## Task input:
※
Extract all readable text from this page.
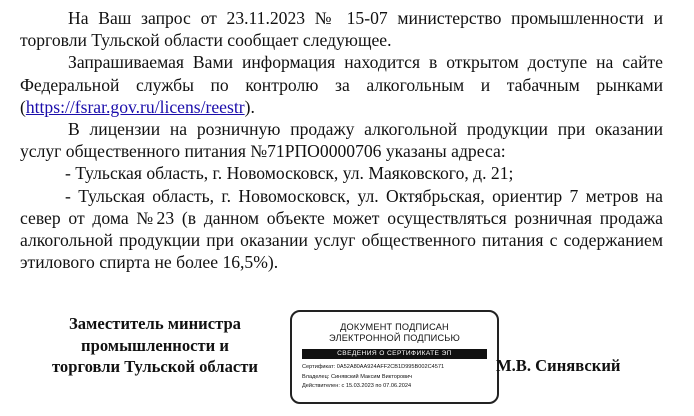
На Ваш запрос от 23.11.2023 № 15-07 министерство промышленности и торговли Тульской области сообщает следующее.

Запрашиваемая Вами информация находится в открытом доступе на сайте Федеральной службы по контролю за алкогольным и табачным рынками (https://fsrar.gov.ru/licens/reestr).

В лицензии на розничную продажу алкогольной продукции при оказании услуг общественного питания №71РПО0000706 указаны адреса:

- Тульская область, г. Новомосковск, ул. Маяковского, д. 21;

- Тульская область, г. Новомосковск, ул. Октябрьская, ориентир 7 метров на север от дома №23 (в данном объекте может осуществляться розничная продажа алкогольной продукции при оказании услуг общественного питания с содержанием этилового спирта не более 16,5%).

Заместитель министра
промышленности и
торговли Тульской области
ДОКУМЕНТ ПОДПИСАН
ЭЛЕКТРОННОЙ ПОДПИСЬЮ
СВЕДЕНИЯ О СЕРТИФИКАТЕ ЭП
Сертификат: 0A52A80AA924AFF2CB1D995B002C4571
Владелец: Синявский Максим Викторович
Действителен: с 15.03.2023 по 07.06.2024
М.В. Синявский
※
## Objective:
Quote the records above exactly, leaving out any pictures.

## Solution to the problem:
Extract all readable text from this page.
На Ваш запрос от 23.11.2023 № 15-07 министерство промышленности и торговли Тульской области сообщает следующее.

Запрашиваемая Вами информация находится в открытом доступе на сайте Федеральной службы по контролю за алкогольным и табачным рынками (https://fsrar.gov.ru/licens/reestr).

В лицензии на розничную продажу алкогольной продукции при оказании услуг общественного питания №71РПО0000706 указаны адреса:

- Тульская область, г. Новомосковск, ул. Маяковского, д. 21;

- Тульская область, г. Новомосковск, ул. Октябрьская, ориентир 7 метров на север от дома №23 (в данном объекте может осуществляться розничная продажа алкогольной продукции при оказании услуг общественного питания с содержанием этилового спирта не более 16,5%).

Заместитель министра
промышленности и
торговли Тульской области
ДОКУМЕНТ ПОДПИСАН
ЭЛЕКТРОННОЙ ПОДПИСЬЮ
СВЕДЕНИЯ О СЕРТИФИКАТЕ ЭП
Сертификат: 0A52A80AA924AFF2CB1D995B002C4571
Владелец: Синявский Максим Викторович
Действителен: с 15.03.2023 по 07.06.2024
М.В. Синявский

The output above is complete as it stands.